[START DATASET RECORDS]
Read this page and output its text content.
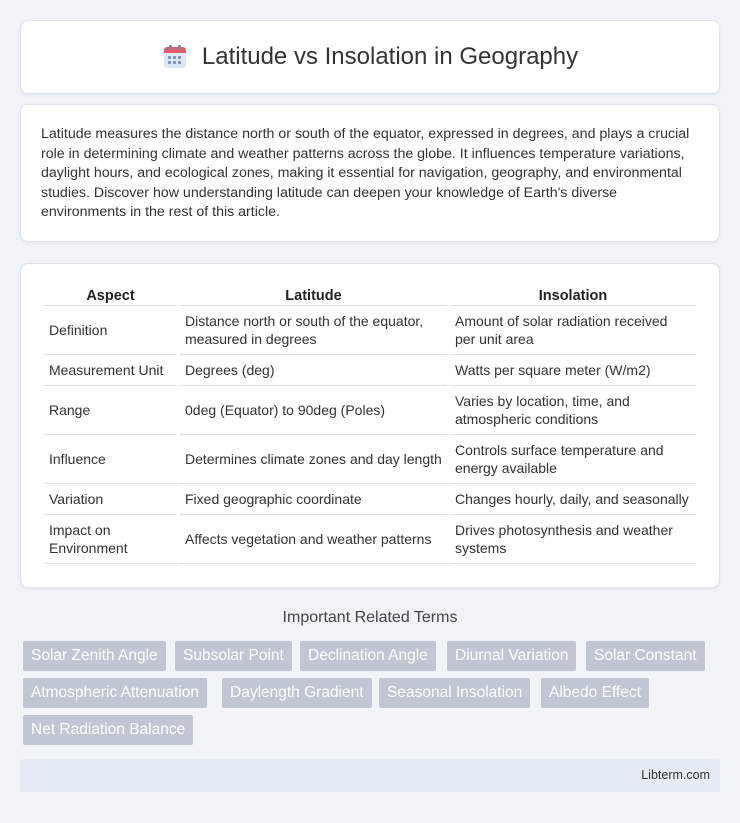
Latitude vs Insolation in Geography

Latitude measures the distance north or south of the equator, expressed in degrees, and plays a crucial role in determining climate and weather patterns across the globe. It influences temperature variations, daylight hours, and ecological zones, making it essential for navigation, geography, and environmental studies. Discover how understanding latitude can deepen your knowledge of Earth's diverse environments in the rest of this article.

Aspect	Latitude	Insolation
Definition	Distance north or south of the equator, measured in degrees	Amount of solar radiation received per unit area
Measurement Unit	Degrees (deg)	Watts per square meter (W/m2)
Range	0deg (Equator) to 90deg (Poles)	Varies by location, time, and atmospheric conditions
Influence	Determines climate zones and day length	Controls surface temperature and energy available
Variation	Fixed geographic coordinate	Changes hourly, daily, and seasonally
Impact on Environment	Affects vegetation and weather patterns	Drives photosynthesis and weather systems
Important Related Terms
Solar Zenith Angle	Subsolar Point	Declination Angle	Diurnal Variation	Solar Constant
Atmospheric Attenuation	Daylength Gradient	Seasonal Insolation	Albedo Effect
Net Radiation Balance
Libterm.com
[END DATASET RECORDS]
[START DATASET RECORDS]
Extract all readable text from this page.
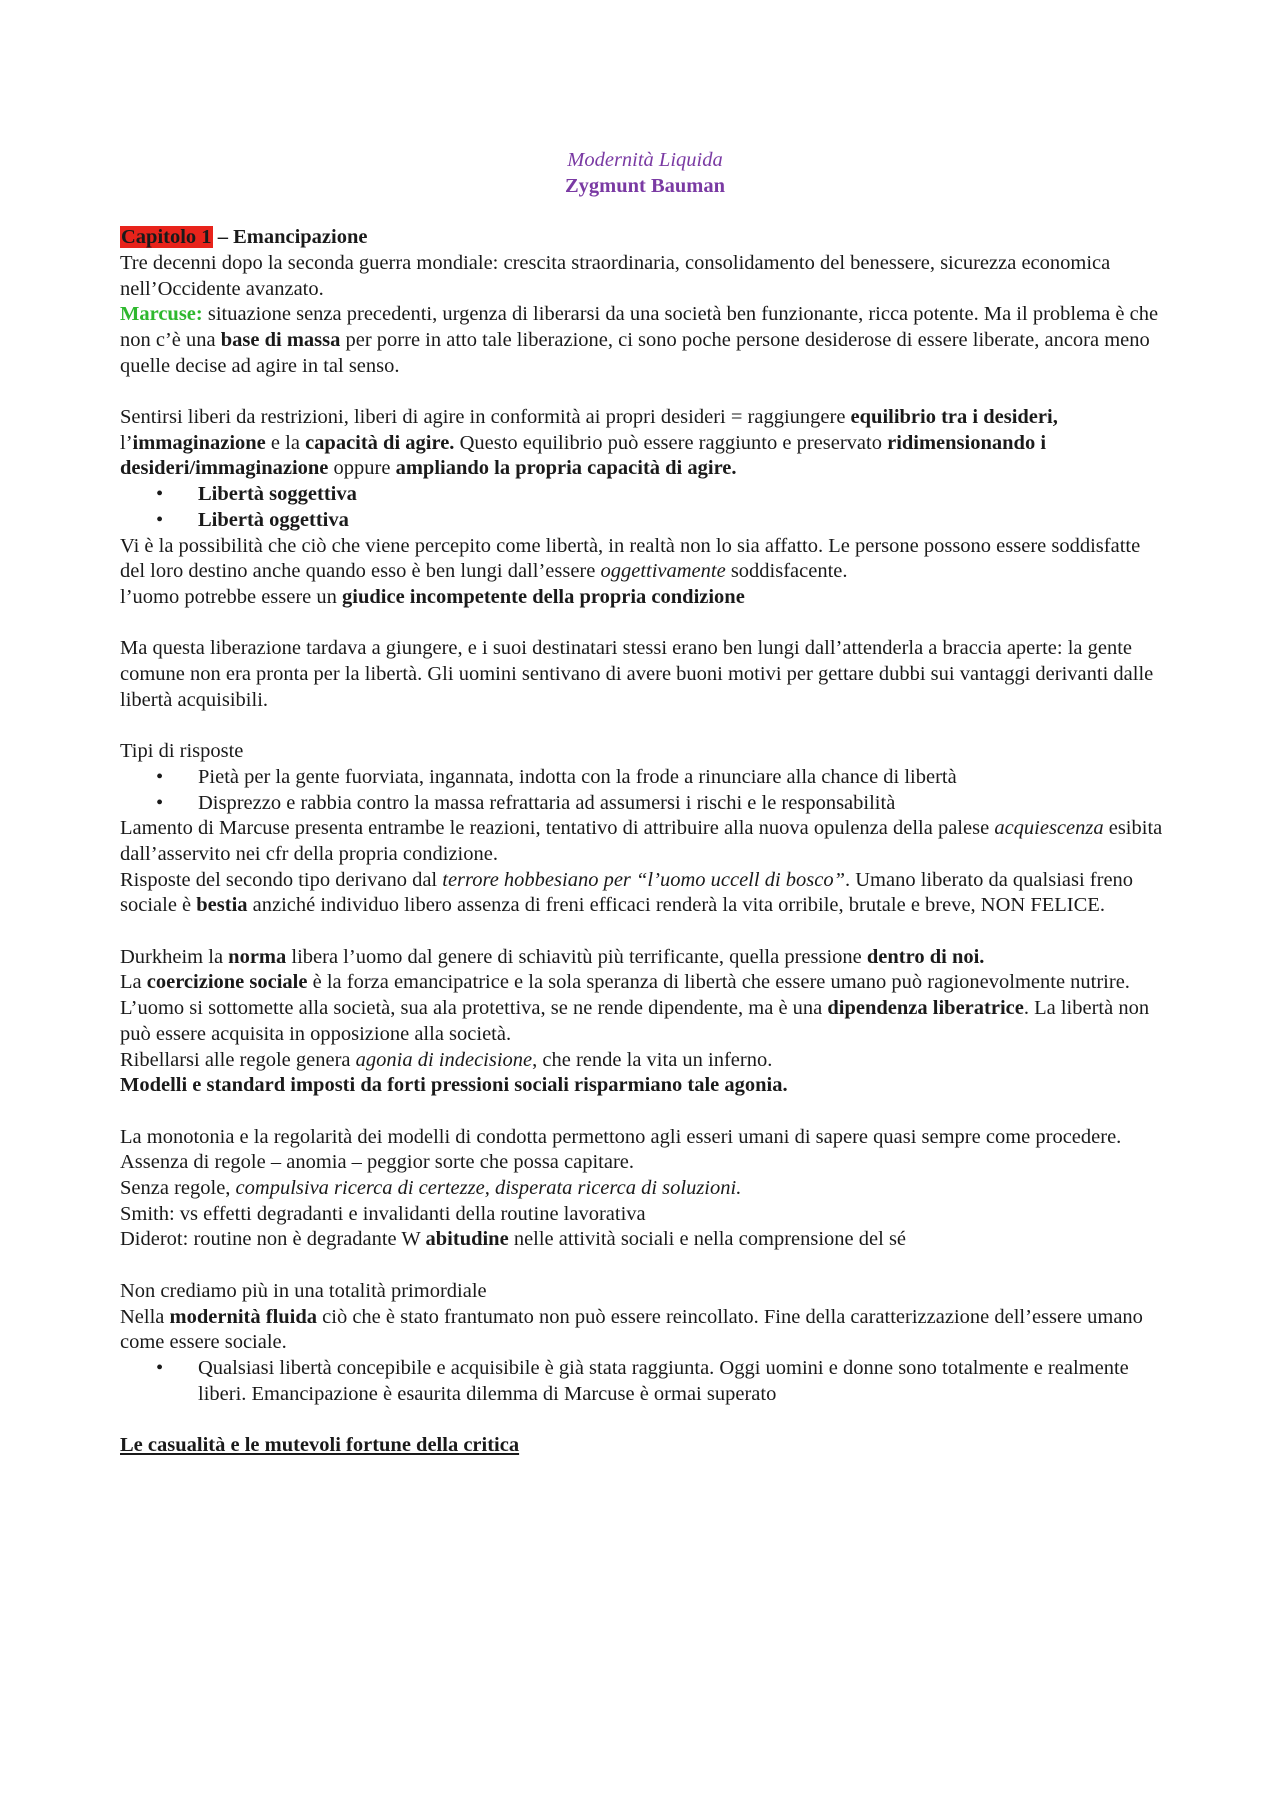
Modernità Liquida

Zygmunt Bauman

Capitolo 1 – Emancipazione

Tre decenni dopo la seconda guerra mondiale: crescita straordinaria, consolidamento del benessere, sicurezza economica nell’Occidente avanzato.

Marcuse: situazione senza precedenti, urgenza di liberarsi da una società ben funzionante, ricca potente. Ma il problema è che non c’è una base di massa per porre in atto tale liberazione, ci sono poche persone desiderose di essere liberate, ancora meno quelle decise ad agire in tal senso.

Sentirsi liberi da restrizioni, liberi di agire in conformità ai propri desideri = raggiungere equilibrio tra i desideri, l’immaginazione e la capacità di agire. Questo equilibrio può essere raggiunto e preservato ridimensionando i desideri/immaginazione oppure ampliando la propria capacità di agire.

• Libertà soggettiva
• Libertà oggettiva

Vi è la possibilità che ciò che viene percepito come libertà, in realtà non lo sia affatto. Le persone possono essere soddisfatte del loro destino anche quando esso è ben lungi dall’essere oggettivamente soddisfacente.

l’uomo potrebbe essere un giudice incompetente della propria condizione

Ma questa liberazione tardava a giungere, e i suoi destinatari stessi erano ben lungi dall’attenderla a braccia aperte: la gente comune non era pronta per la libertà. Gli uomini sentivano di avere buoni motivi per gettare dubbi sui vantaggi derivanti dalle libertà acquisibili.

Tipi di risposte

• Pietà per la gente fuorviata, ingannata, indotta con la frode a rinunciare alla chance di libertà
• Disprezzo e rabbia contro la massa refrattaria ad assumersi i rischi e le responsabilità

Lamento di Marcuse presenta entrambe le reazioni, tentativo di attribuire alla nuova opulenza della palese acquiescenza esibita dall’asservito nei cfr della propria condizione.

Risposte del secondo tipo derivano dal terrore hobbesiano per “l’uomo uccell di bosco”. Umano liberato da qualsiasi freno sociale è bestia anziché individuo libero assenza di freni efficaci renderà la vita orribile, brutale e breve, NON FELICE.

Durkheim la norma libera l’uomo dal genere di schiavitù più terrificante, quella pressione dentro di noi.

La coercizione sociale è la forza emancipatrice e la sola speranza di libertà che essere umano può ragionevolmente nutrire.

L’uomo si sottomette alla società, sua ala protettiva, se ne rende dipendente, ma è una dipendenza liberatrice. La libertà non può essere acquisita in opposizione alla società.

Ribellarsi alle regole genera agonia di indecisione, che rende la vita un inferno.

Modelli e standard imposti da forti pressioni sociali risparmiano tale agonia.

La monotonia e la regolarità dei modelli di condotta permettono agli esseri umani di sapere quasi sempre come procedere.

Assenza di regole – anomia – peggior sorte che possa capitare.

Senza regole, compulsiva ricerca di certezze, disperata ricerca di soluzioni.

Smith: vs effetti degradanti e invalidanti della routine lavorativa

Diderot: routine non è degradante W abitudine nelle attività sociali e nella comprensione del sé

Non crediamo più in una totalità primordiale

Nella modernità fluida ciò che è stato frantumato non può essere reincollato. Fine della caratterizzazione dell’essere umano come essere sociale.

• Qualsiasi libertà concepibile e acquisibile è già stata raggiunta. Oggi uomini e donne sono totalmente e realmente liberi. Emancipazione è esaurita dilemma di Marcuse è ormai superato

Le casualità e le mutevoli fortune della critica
[END DATASET RECORDS]
◆ STATED TASK:
Lines holding the word "massa" should be counted across the entries; state only how many there are.

◆ REPLY TO THE TASK:
2